» DATA SHOWN
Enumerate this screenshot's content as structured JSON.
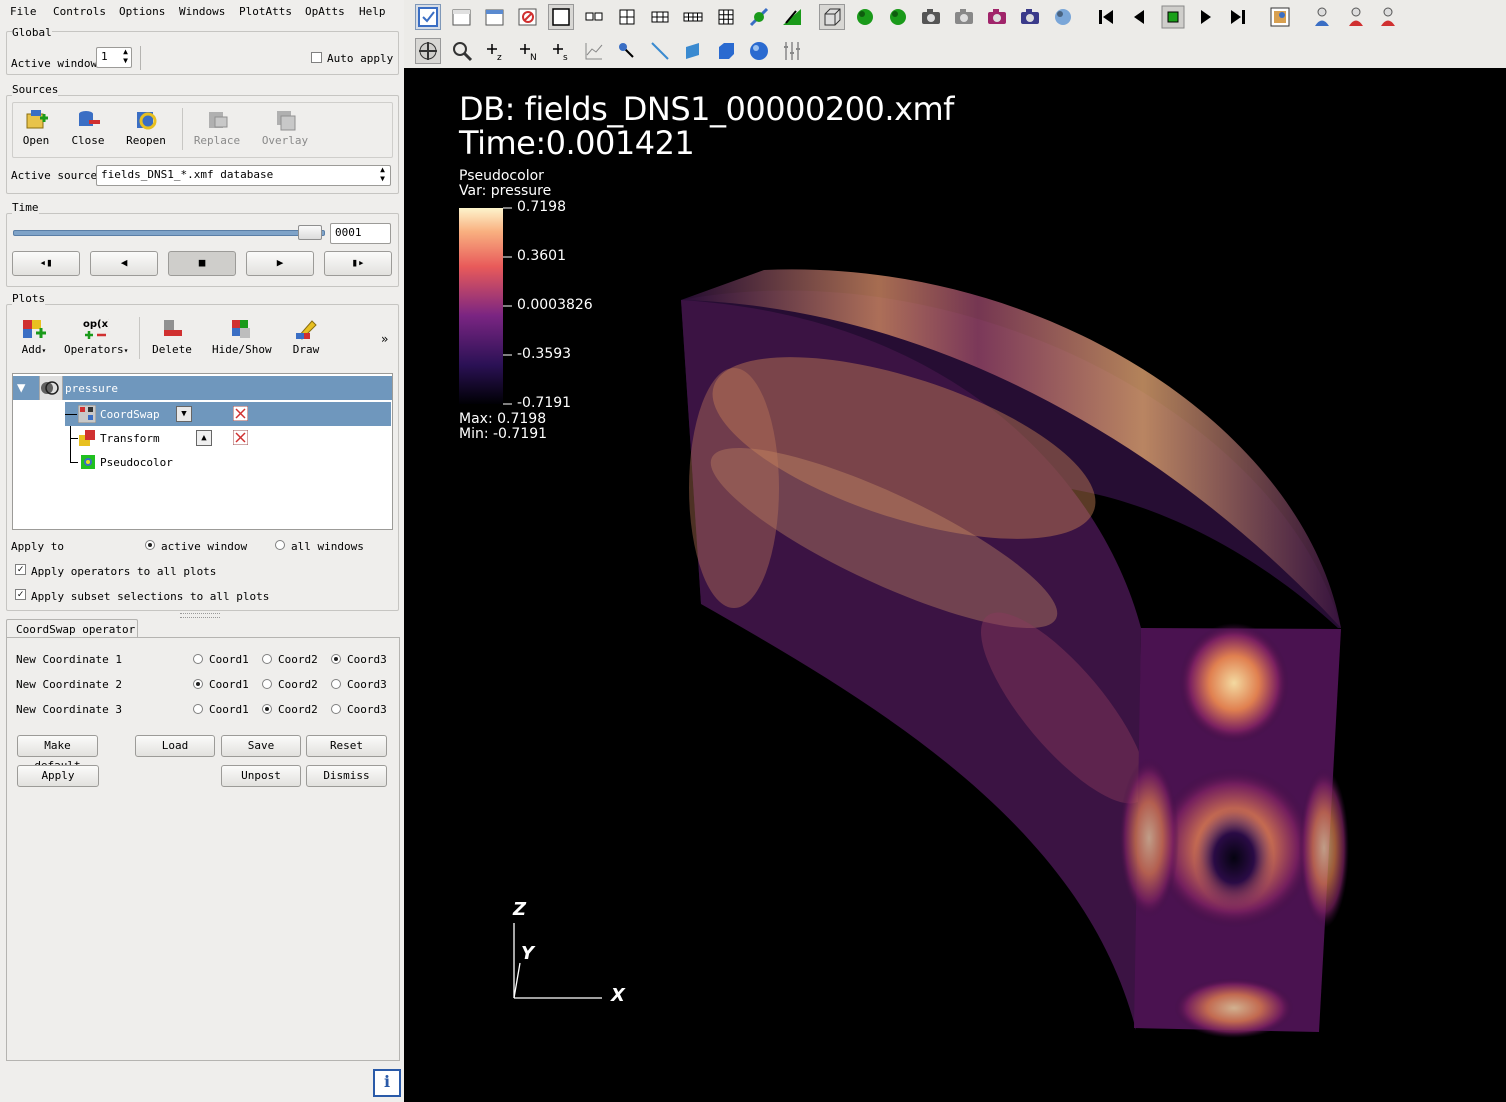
{
  "menu": [
    "File",
    "Controls",
    "Options",
    "Windows",
    "PlotAtts",
    "OpAtts",
    "Help"
  ],
  "global": {
    "title": "Global",
    "active_window_label": "Active window",
    "active_window_value": "1",
    "auto_apply_label": "Auto apply"
  },
  "sources": {
    "title": "Sources",
    "buttons": [
      "Open",
      "Close",
      "Reopen",
      "Replace",
      "Overlay"
    ],
    "active_source_label": "Active source",
    "active_source_value": "fields_DNS1_*.xmf database"
  },
  "time": {
    "title": "Time",
    "value": "0001",
    "slider_fraction": 0.99
  },
  "plots": {
    "title": "Plots",
    "buttons": [
      "Add",
      "Operators",
      "Delete",
      "Hide/Show",
      "Draw"
    ],
    "more": "»",
    "tree": {
      "plot": "pressure",
      "ops": [
        "CoordSwap",
        "Transform"
      ],
      "leaf": "Pseudocolor"
    }
  },
  "apply": {
    "apply_to_label": "Apply to",
    "active_window": "active window",
    "all_windows": "all windows",
    "ops_all": "Apply operators to all plots",
    "subset_all": "Apply subset selections to all plots"
  },
  "coordswap": {
    "tab": "CoordSwap operator",
    "rows": [
      {
        "label": "New Coordinate 1",
        "selected": 3
      },
      {
        "label": "New Coordinate 2",
        "selected": 1
      },
      {
        "label": "New Coordinate 3",
        "selected": 2
      }
    ],
    "options": [
      "Coord1",
      "Coord2",
      "Coord3"
    ],
    "buttons": {
      "make_default": "Make default",
      "load": "Load",
      "save": "Save",
      "reset": "Reset",
      "apply": "Apply",
      "unpost": "Unpost",
      "dismiss": "Dismiss"
    }
  },
  "viewport": {
    "db": "DB: fields_DNS1_00000200.xmf",
    "time": "Time:0.001421",
    "legend": {
      "title": "Pseudocolor",
      "var": "Var: pressure",
      "ticks": [
        "0.7198",
        "0.3601",
        "0.0003826",
        "-0.3593",
        "-0.7191"
      ],
      "max": "Max: 0.7198",
      "min": "Min: -0.7191"
    },
    "axes": {
      "z": "Z",
      "y": "Y",
      "x": "X"
    }
  },
  "colors": {
    "selection": "#6f97bd",
    "viewport_bg": "#000000"
  }
}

» PROBLEM TO SOLVE
Copy the data word for word. Pictures do not go in the copy.

» OUTPUT OF THE TASK
Enumerate this screenshot's content as structured JSON.
{
  "menu": [
    "File",
    "Controls",
    "Options",
    "Windows",
    "PlotAtts",
    "OpAtts",
    "Help"
  ],
  "global": {
    "title": "Global",
    "active_window_label": "Active window",
    "active_window_value": "1",
    "auto_apply_label": "Auto apply"
  },
  "sources": {
    "title": "Sources",
    "buttons": [
      "Open",
      "Close",
      "Reopen",
      "Replace",
      "Overlay"
    ],
    "active_source_label": "Active source",
    "active_source_value": "fields_DNS1_*.xmf database"
  },
  "time": {
    "title": "Time",
    "value": "0001",
    "slider_fraction": 0.99
  },
  "plots": {
    "title": "Plots",
    "buttons": [
      "Add",
      "Operators",
      "Delete",
      "Hide/Show",
      "Draw"
    ],
    "more": "»",
    "tree": {
      "plot": "pressure",
      "ops": [
        "CoordSwap",
        "Transform"
      ],
      "leaf": "Pseudocolor"
    }
  },
  "apply": {
    "apply_to_label": "Apply to",
    "active_window": "active window",
    "all_windows": "all windows",
    "ops_all": "Apply operators to all plots",
    "subset_all": "Apply subset selections to all plots"
  },
  "coordswap": {
    "tab": "CoordSwap operator",
    "rows": [
      {
        "label": "New Coordinate 1",
        "selected": 3
      },
      {
        "label": "New Coordinate 2",
        "selected": 1
      },
      {
        "label": "New Coordinate 3",
        "selected": 2
      }
    ],
    "options": [
      "Coord1",
      "Coord2",
      "Coord3"
    ],
    "buttons": {
      "make_default": "Make default",
      "load": "Load",
      "save": "Save",
      "reset": "Reset",
      "apply": "Apply",
      "unpost": "Unpost",
      "dismiss": "Dismiss"
    }
  },
  "viewport": {
    "db": "DB: fields_DNS1_00000200.xmf",
    "time": "Time:0.001421",
    "legend": {
      "title": "Pseudocolor",
      "var": "Var: pressure",
      "ticks": [
        "0.7198",
        "0.3601",
        "0.0003826",
        "-0.3593",
        "-0.7191"
      ],
      "max": "Max: 0.7198",
      "min": "Min: -0.7191"
    },
    "axes": {
      "z": "Z",
      "y": "Y",
      "x": "X"
    }
  },
  "colors": {
    "selection": "#6f97bd",
    "viewport_bg": "#000000"
  }
}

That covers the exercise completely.